== EXERCISE INPUTS ==
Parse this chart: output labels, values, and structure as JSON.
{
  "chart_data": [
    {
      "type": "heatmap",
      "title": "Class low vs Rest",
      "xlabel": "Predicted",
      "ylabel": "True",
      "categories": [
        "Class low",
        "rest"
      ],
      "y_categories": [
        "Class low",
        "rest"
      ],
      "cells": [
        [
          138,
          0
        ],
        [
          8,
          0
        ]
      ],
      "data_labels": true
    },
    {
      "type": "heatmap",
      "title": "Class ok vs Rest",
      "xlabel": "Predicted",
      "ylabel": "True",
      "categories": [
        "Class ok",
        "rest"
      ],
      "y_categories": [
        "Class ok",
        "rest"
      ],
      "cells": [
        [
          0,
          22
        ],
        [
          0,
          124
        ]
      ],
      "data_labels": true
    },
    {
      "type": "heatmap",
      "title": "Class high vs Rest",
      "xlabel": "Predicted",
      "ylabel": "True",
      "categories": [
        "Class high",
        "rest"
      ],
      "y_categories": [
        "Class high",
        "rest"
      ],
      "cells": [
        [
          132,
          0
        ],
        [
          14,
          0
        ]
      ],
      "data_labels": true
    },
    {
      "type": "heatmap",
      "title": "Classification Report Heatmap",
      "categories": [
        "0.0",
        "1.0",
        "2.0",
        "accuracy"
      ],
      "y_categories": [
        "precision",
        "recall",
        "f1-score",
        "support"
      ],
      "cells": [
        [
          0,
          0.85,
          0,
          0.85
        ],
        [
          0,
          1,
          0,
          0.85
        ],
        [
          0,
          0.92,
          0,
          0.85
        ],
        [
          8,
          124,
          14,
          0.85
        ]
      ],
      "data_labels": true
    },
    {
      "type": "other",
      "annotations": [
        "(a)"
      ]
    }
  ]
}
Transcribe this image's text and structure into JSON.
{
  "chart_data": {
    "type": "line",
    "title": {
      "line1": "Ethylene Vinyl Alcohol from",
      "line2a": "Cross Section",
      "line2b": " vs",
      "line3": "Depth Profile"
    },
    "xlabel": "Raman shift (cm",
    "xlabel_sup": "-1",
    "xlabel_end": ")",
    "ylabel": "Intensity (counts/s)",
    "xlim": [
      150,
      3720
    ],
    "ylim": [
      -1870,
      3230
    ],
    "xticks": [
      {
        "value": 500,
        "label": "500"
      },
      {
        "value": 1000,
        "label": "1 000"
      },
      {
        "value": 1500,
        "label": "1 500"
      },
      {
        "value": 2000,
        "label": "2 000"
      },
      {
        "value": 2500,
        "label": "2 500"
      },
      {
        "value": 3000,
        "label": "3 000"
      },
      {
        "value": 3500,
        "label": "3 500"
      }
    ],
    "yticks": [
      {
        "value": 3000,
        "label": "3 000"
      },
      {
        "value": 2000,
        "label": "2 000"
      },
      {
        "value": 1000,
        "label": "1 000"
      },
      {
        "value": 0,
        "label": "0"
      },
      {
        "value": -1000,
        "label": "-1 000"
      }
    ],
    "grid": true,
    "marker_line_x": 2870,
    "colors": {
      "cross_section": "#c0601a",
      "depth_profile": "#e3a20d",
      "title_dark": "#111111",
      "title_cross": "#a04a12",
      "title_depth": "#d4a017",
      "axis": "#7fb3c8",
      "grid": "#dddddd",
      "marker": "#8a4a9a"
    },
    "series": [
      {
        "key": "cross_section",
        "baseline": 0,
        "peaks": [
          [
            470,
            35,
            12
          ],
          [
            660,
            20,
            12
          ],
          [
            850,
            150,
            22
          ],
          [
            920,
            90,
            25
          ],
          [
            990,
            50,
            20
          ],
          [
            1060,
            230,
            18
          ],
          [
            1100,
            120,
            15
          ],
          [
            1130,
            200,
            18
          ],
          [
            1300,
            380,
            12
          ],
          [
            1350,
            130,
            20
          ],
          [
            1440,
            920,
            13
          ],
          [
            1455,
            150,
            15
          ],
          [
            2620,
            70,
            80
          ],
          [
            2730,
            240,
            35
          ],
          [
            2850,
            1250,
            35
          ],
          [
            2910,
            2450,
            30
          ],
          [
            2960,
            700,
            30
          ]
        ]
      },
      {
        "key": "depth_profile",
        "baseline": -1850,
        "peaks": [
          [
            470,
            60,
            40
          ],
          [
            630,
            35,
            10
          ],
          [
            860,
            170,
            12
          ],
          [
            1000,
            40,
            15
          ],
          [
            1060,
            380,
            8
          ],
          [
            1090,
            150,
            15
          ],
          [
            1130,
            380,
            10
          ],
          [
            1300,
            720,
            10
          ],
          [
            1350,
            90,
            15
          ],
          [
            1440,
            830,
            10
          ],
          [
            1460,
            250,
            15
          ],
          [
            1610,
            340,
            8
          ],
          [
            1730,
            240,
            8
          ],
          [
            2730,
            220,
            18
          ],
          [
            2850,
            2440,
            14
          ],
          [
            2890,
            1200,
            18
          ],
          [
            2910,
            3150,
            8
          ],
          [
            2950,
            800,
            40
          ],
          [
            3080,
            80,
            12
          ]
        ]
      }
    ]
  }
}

== EXERCISE OBJECTIVE ==
Quote each line of the data above exactly as written.

== PROBLEM SOLUTION ==
Parse this chart: output labels, values, and structure as JSON.
{
  "chart_data": [
    {
      "type": "heatmap",
      "title": "Class low vs Rest",
      "xlabel": "Predicted",
      "ylabel": "True",
      "categories": [
        "Class low",
        "rest"
      ],
      "y_categories": [
        "Class low",
        "rest"
      ],
      "cells": [
        [
          138,
          0
        ],
        [
          8,
          0
        ]
      ],
      "data_labels": true
    },
    {
      "type": "heatmap",
      "title": "Class ok vs Rest",
      "xlabel": "Predicted",
      "ylabel": "True",
      "categories": [
        "Class ok",
        "rest"
      ],
      "y_categories": [
        "Class ok",
        "rest"
      ],
      "cells": [
        [
          0,
          22
        ],
        [
          0,
          124
        ]
      ],
      "data_labels": true
    },
    {
      "type": "heatmap",
      "title": "Class high vs Rest",
      "xlabel": "Predicted",
      "ylabel": "True",
      "categories": [
        "Class high",
        "rest"
      ],
      "y_categories": [
        "Class high",
        "rest"
      ],
      "cells": [
        [
          132,
          0
        ],
        [
          14,
          0
        ]
      ],
      "data_labels": true
    },
    {
      "type": "heatmap",
      "title": "Classification Report Heatmap",
      "categories": [
        "0.0",
        "1.0",
        "2.0",
        "accuracy"
      ],
      "y_categories": [
        "precision",
        "recall",
        "f1-score",
        "support"
      ],
      "cells": [
        [
          0,
          0.85,
          0,
          0.85
        ],
        [
          0,
          1,
          0,
          0.85
        ],
        [
          0,
          0.92,
          0,
          0.85
        ],
        [
          8,
          124,
          14,
          0.85
        ]
      ],
      "data_labels": true
    },
    {
      "type": "other",
      "annotations": [
        "(a)"
      ]
    }
  ]
}
Transcribe this image's text and structure into JSON.
{
  "chart_data": {
    "type": "line",
    "title": {
      "line1": "Ethylene Vinyl Alcohol from",
      "line2a": "Cross Section",
      "line2b": " vs",
      "line3": "Depth Profile"
    },
    "xlabel": "Raman shift (cm",
    "xlabel_sup": "-1",
    "xlabel_end": ")",
    "ylabel": "Intensity (counts/s)",
    "xlim": [
      150,
      3720
    ],
    "ylim": [
      -1870,
      3230
    ],
    "xticks": [
      {
        "value": 500,
        "label": "500"
      },
      {
        "value": 1000,
        "label": "1 000"
      },
      {
        "value": 1500,
        "label": "1 500"
      },
      {
        "value": 2000,
        "label": "2 000"
      },
      {
        "value": 2500,
        "label": "2 500"
      },
      {
        "value": 3000,
        "label": "3 000"
      },
      {
        "value": 3500,
        "label": "3 500"
      }
    ],
    "yticks": [
      {
        "value": 3000,
        "label": "3 000"
      },
      {
        "value": 2000,
        "label": "2 000"
      },
      {
        "value": 1000,
        "label": "1 000"
      },
      {
        "value": 0,
        "label": "0"
      },
      {
        "value": -1000,
        "label": "-1 000"
      }
    ],
    "grid": true,
    "marker_line_x": 2870,
    "colors": {
      "cross_section": "#c0601a",
      "depth_profile": "#e3a20d",
      "title_dark": "#111111",
      "title_cross": "#a04a12",
      "title_depth": "#d4a017",
      "axis": "#7fb3c8",
      "grid": "#dddddd",
      "marker": "#8a4a9a"
    },
    "series": [
      {
        "key": "cross_section",
        "baseline": 0,
        "peaks": [
          [
            470,
            35,
            12
          ],
          [
            660,
            20,
            12
          ],
          [
            850,
            150,
            22
          ],
          [
            920,
            90,
            25
          ],
          [
            990,
            50,
            20
          ],
          [
            1060,
            230,
            18
          ],
          [
            1100,
            120,
            15
          ],
          [
            1130,
            200,
            18
          ],
          [
            1300,
            380,
            12
          ],
          [
            1350,
            130,
            20
          ],
          [
            1440,
            920,
            13
          ],
          [
            1455,
            150,
            15
          ],
          [
            2620,
            70,
            80
          ],
          [
            2730,
            240,
            35
          ],
          [
            2850,
            1250,
            35
          ],
          [
            2910,
            2450,
            30
          ],
          [
            2960,
            700,
            30
          ]
        ]
      },
      {
        "key": "depth_profile",
        "baseline": -1850,
        "peaks": [
          [
            470,
            60,
            40
          ],
          [
            630,
            35,
            10
          ],
          [
            860,
            170,
            12
          ],
          [
            1000,
            40,
            15
          ],
          [
            1060,
            380,
            8
          ],
          [
            1090,
            150,
            15
          ],
          [
            1130,
            380,
            10
          ],
          [
            1300,
            720,
            10
          ],
          [
            1350,
            90,
            15
          ],
          [
            1440,
            830,
            10
          ],
          [
            1460,
            250,
            15
          ],
          [
            1610,
            340,
            8
          ],
          [
            1730,
            240,
            8
          ],
          [
            2730,
            220,
            18
          ],
          [
            2850,
            2440,
            14
          ],
          [
            2890,
            1200,
            18
          ],
          [
            2910,
            3150,
            8
          ],
          [
            2950,
            800,
            40
          ],
          [
            3080,
            80,
            12
          ]
        ]
      }
    ]
  }
}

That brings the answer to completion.